Required work :: Write out each entry, exactly the way it appears.

The data ::

——————

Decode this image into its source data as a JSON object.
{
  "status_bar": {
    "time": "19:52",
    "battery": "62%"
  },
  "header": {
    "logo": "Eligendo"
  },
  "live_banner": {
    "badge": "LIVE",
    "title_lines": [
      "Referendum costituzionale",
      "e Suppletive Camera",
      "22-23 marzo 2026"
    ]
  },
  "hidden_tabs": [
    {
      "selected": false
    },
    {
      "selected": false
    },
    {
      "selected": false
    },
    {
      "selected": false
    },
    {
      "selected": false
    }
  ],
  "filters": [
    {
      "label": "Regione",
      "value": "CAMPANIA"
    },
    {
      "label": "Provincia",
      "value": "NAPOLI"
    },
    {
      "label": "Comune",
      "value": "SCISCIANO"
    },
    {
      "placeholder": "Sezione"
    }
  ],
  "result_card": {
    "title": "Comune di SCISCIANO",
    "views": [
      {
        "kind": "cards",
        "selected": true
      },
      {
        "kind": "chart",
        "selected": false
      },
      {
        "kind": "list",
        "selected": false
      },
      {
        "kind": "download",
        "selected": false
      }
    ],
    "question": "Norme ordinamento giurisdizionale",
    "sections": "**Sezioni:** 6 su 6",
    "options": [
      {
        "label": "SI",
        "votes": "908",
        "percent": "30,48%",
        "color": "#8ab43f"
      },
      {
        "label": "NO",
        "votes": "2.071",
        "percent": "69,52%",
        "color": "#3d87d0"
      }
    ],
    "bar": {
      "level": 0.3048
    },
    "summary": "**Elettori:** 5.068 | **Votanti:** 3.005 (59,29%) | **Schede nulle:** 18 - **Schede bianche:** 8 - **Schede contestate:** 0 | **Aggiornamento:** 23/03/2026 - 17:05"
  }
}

——————

Result of the exercise ::
Decode this image into its source data as a JSON object.
{
  "status_bar": {
    "time": "19:52",
    "battery": "62%"
  },
  "header": {
    "logo": "Eligendo"
  },
  "live_banner": {
    "badge": "LIVE",
    "title_lines": [
      "Referendum costituzionale",
      "e Suppletive Camera",
      "22-23 marzo 2026"
    ]
  },
  "hidden_tabs": [
    {
      "selected": false
    },
    {
      "selected": false
    },
    {
      "selected": false
    },
    {
      "selected": false
    },
    {
      "selected": false
    }
  ],
  "filters": [
    {
      "label": "Regione",
      "value": "CAMPANIA"
    },
    {
      "label": "Provincia",
      "value": "NAPOLI"
    },
    {
      "label": "Comune",
      "value": "SCISCIANO"
    },
    {
      "placeholder": "Sezione"
    }
  ],
  "result_card": {
    "title": "Comune di SCISCIANO",
    "views": [
      {
        "kind": "cards",
        "selected": true
      },
      {
        "kind": "chart",
        "selected": false
      },
      {
        "kind": "list",
        "selected": false
      },
      {
        "kind": "download",
        "selected": false
      }
    ],
    "question": "Norme ordinamento giurisdizionale",
    "sections": "**Sezioni:** 6 su 6",
    "options": [
      {
        "label": "SI",
        "votes": "908",
        "percent": "30,48%",
        "color": "#8ab43f"
      },
      {
        "label": "NO",
        "votes": "2.071",
        "percent": "69,52%",
        "color": "#3d87d0"
      }
    ],
    "bar": {
      "level": 0.3048
    },
    "summary": "**Elettori:** 5.068 | **Votanti:** 3.005 (59,29%) | **Schede nulle:** 18 - **Schede bianche:** 8 - **Schede contestate:** 0 | **Aggiornamento:** 23/03/2026 - 17:05"
  }
}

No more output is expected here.